• **Exercise data**:
**********
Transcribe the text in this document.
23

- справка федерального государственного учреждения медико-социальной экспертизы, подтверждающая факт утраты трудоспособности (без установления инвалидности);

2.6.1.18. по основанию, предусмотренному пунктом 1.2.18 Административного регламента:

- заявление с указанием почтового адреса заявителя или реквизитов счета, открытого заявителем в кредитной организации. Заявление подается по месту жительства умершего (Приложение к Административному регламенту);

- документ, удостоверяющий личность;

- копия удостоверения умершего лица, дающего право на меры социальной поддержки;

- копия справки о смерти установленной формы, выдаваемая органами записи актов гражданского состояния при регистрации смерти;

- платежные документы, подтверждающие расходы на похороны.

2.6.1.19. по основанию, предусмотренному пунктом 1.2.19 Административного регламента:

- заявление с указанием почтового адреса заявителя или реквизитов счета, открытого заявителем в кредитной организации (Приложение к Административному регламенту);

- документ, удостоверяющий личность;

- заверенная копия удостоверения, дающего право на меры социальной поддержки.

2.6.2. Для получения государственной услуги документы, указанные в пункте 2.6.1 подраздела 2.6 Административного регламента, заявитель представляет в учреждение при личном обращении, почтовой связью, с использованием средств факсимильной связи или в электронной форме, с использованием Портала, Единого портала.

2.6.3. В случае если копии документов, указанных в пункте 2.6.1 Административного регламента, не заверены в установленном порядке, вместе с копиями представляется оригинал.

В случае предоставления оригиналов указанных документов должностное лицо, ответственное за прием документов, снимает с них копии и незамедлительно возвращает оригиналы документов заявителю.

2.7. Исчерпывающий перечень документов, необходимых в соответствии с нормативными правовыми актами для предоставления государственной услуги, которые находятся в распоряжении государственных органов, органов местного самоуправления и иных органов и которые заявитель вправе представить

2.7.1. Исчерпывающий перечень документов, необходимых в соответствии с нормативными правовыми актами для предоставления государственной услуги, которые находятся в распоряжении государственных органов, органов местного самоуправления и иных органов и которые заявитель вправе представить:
**********
• **Exercise details**:
Please give back all of the records exactly as written.

• **Result**:
Transcribe the text in this document.
23

- справка федерального государственного учреждения медико-социальной экспертизы, подтверждающая факт утраты трудоспособности (без установления инвалидности);

2.6.1.18. по основанию, предусмотренному пунктом 1.2.18 Административного регламента:

- заявление с указанием почтового адреса заявителя или реквизитов счета, открытого заявителем в кредитной организации. Заявление подается по месту жительства умершего (Приложение к Административному регламенту);

- документ, удостоверяющий личность;

- копия удостоверения умершего лица, дающего право на меры социальной поддержки;

- копия справки о смерти установленной формы, выдаваемая органами записи актов гражданского состояния при регистрации смерти;

- платежные документы, подтверждающие расходы на похороны.

2.6.1.19. по основанию, предусмотренному пунктом 1.2.19 Административного регламента:

- заявление с указанием почтового адреса заявителя или реквизитов счета, открытого заявителем в кредитной организации (Приложение к Административному регламенту);

- документ, удостоверяющий личность;

- заверенная копия удостоверения, дающего право на меры социальной поддержки.

2.6.2. Для получения государственной услуги документы, указанные в пункте 2.6.1 подраздела 2.6 Административного регламента, заявитель представляет в учреждение при личном обращении, почтовой связью, с использованием средств факсимильной связи или в электронной форме, с использованием Портала, Единого портала.

2.6.3. В случае если копии документов, указанных в пункте 2.6.1 Административного регламента, не заверены в установленном порядке, вместе с копиями представляется оригинал.

В случае предоставления оригиналов указанных документов должностное лицо, ответственное за прием документов, снимает с них копии и незамедлительно возвращает оригиналы документов заявителю.

2.7. Исчерпывающий перечень документов, необходимых в соответствии с нормативными правовыми актами для предоставления государственной услуги, которые находятся в распоряжении государственных органов, органов местного самоуправления и иных органов и которые заявитель вправе представить

2.7.1. Исчерпывающий перечень документов, необходимых в соответствии с нормативными правовыми актами для предоставления государственной услуги, которые находятся в распоряжении государственных органов, органов местного самоуправления и иных органов и которые заявитель вправе представить:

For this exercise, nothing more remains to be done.